EXERCISE TASK:
Rewrite everything in the listing below, from the line containing "itemize the components" down to the line containing "146, 395, 155)", as a JSON list of strings with one string per line and blank lines omitted. Leave the pictures out of the answer.

MATERIALS PROVIDED:
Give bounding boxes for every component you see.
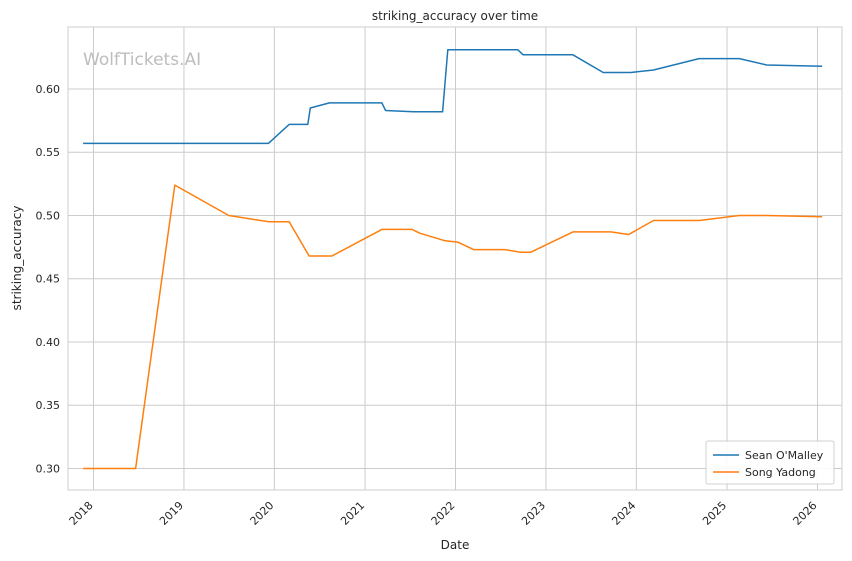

---

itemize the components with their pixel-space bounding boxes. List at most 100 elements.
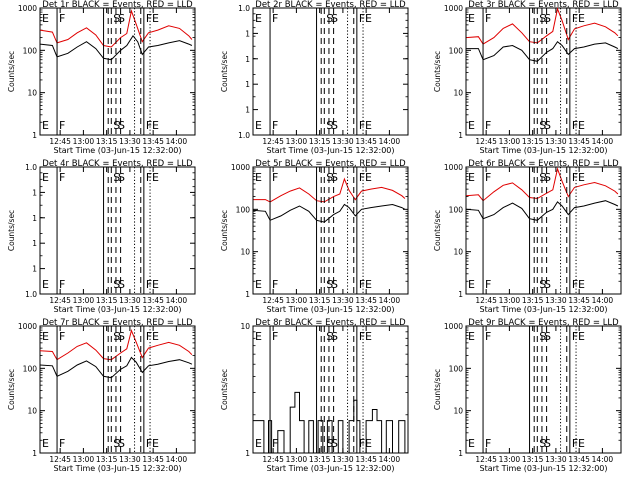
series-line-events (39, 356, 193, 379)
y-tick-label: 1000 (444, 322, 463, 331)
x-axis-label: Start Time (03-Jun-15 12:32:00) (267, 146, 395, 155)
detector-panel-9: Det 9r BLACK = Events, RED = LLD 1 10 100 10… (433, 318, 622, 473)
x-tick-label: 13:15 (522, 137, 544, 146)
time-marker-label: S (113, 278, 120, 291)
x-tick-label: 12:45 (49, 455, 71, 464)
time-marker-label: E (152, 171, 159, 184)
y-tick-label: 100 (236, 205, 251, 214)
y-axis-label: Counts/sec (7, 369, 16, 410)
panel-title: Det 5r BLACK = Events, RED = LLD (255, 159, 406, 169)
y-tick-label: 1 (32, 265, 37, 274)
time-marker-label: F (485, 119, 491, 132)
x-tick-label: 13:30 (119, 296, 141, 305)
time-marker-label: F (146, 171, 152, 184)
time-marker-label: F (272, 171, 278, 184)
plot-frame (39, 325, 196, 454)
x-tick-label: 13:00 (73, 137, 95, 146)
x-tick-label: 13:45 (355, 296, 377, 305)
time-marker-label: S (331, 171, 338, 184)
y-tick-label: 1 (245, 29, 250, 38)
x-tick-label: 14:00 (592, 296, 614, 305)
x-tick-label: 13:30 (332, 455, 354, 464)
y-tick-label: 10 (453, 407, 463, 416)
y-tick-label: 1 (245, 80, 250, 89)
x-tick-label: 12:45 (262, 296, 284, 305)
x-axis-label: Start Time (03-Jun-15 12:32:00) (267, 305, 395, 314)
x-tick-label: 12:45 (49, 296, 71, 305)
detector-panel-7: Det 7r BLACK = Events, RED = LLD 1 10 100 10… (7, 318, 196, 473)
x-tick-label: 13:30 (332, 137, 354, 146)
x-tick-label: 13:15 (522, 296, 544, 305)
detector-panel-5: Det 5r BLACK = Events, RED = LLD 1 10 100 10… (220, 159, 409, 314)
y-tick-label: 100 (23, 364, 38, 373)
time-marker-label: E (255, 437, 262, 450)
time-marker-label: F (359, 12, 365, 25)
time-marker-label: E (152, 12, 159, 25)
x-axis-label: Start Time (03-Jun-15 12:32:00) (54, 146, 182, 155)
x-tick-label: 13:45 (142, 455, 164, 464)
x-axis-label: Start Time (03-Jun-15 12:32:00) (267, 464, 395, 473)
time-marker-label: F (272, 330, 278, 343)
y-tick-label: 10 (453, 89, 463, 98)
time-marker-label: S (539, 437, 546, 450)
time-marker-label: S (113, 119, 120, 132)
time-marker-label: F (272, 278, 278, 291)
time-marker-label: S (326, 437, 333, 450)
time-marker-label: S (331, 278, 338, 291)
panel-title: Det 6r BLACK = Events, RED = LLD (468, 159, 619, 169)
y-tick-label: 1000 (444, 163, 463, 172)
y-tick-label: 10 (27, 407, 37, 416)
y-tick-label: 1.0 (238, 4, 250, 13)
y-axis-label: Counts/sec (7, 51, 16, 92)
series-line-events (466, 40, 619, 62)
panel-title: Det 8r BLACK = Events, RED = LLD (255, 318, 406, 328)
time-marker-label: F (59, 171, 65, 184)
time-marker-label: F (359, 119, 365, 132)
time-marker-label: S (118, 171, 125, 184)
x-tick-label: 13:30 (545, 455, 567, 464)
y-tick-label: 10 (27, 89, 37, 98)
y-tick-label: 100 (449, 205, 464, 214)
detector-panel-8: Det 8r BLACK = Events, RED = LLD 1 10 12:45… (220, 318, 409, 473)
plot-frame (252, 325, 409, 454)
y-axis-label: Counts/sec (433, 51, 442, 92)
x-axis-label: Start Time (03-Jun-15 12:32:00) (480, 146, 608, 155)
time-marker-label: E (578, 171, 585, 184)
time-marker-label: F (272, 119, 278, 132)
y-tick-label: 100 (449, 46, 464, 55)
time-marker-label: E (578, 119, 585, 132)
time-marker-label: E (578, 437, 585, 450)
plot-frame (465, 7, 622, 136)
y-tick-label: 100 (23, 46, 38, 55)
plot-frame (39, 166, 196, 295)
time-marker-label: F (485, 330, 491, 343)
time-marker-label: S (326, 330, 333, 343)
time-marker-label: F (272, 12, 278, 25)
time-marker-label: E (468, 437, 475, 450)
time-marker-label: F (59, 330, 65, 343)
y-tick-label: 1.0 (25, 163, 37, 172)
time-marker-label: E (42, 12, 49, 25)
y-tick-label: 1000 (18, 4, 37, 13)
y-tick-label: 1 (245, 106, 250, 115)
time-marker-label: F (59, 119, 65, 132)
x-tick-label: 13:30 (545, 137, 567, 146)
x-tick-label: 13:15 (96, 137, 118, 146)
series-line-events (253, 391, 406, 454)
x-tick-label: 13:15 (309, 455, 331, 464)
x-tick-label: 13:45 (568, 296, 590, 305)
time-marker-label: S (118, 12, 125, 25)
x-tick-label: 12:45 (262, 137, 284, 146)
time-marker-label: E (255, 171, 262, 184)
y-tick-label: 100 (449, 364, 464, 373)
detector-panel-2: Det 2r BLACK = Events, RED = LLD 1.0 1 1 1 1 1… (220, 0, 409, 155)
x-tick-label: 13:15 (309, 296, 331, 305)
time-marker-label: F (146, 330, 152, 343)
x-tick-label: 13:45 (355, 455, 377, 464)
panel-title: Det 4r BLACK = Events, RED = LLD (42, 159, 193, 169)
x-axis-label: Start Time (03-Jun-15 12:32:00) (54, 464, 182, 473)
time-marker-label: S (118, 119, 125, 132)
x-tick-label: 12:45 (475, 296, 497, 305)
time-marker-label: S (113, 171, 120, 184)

EXPECTED ANSWER:
[
  "itemize the components with their pixel-space bounding boxes. List at most 100 elements.",
  "series-line-events (39, 356, 193, 379)",
  "y-tick-label: 1000 (444, 322, 463, 331)",
  "x-axis-label: Start Time (03-Jun-15 12:32:00) (267, 146, 395, 155)"
]